_Task goal_
Take from the listing each line that has the string "перерасчета".

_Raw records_
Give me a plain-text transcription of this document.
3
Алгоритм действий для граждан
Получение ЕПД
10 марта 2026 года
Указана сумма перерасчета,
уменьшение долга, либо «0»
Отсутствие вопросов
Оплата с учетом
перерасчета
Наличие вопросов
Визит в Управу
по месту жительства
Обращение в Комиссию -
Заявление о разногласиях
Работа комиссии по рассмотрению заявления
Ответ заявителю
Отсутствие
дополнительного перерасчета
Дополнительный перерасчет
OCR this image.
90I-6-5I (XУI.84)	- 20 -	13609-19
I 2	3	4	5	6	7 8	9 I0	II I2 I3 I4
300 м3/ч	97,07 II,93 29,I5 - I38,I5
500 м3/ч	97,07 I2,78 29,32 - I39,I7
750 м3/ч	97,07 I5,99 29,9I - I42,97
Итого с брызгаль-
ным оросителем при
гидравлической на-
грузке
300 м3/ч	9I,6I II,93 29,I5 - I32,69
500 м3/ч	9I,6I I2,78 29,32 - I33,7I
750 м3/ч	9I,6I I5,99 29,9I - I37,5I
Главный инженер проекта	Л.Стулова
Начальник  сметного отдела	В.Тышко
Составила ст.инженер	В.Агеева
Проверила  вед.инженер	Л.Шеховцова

_Full output_
Указана сумма перерасчета,
перерасчета
дополнительного перерасчета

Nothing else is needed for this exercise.